- Exercise inputs
>> begin

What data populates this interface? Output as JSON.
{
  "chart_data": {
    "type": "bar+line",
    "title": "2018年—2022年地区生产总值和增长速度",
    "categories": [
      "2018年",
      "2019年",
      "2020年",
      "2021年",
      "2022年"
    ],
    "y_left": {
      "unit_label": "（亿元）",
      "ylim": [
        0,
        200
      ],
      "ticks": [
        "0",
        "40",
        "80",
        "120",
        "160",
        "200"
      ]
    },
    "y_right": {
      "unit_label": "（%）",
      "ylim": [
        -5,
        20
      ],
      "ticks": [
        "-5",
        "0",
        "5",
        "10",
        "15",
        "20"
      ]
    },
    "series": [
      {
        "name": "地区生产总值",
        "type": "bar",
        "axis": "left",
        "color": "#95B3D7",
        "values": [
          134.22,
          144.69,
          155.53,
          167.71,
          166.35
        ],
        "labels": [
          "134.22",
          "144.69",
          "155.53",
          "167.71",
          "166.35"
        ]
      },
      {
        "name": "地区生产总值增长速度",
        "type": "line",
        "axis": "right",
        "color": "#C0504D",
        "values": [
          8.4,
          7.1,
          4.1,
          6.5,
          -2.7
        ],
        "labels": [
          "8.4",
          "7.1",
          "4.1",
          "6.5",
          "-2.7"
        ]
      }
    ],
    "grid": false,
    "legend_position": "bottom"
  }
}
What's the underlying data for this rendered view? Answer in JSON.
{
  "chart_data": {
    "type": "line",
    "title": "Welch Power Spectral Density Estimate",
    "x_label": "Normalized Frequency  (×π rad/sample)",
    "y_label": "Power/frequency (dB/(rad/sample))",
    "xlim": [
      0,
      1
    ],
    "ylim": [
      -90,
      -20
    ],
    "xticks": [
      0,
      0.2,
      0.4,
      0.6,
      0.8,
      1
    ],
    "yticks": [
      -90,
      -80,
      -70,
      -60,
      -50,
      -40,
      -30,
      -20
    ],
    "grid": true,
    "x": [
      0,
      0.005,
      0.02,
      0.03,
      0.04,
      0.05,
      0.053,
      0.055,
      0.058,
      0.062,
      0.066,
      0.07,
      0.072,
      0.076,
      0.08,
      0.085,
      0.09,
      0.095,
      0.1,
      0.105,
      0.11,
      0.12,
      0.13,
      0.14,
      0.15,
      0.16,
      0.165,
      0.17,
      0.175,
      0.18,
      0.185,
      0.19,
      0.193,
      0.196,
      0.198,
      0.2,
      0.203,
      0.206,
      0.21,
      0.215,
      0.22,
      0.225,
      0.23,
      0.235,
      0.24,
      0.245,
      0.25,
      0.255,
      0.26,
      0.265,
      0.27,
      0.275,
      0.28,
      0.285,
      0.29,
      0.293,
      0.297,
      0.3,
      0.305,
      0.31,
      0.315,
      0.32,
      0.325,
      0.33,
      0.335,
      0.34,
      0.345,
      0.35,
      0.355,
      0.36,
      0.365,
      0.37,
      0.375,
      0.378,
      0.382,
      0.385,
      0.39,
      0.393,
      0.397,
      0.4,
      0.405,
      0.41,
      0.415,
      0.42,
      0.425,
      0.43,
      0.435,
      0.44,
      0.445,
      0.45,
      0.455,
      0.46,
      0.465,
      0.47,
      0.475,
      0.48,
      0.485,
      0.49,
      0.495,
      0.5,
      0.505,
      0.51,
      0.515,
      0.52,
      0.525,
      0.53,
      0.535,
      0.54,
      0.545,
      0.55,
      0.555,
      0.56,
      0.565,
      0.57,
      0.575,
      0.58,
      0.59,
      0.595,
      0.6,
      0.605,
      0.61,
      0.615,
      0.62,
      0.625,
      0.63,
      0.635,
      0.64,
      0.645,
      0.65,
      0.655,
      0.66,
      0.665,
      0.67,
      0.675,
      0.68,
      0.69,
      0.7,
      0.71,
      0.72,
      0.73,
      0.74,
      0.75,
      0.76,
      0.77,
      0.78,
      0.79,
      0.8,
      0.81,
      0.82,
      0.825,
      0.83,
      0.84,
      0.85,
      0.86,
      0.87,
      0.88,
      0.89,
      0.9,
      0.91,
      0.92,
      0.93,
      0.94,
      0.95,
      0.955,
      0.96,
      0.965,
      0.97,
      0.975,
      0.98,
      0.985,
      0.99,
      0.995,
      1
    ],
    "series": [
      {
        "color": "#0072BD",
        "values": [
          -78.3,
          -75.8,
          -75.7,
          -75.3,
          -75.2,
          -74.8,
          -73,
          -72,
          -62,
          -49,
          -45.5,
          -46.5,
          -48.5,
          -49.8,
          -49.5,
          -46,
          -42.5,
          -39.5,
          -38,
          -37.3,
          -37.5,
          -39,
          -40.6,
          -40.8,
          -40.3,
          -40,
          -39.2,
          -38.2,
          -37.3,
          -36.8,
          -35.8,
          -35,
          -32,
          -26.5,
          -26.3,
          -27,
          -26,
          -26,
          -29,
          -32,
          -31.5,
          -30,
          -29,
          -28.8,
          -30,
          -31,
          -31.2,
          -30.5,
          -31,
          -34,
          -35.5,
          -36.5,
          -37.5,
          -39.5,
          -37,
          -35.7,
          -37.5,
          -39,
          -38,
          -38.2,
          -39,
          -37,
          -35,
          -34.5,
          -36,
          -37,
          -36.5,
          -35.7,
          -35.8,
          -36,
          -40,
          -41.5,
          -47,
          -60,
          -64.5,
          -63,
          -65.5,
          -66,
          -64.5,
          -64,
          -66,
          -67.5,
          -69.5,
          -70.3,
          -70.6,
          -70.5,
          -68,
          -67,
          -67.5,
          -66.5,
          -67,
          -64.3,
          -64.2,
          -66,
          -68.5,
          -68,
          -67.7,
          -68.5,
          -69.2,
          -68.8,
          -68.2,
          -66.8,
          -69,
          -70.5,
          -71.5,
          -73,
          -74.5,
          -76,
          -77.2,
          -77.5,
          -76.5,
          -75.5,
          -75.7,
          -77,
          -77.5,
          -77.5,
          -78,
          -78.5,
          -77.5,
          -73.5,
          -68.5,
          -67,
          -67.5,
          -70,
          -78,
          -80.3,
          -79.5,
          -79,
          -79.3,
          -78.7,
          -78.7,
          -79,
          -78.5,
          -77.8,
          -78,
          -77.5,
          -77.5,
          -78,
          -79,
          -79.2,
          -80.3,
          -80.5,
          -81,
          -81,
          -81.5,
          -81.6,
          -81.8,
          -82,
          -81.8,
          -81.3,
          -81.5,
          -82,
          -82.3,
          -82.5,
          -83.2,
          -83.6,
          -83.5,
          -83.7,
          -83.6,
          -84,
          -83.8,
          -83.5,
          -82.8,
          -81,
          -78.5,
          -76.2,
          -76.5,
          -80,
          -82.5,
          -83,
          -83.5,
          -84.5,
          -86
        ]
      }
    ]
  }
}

>> end

- Exercise directions
Check every line of the material for the string "What" and give the number of lines that have it, without anything else.

- Answer for this exercise
2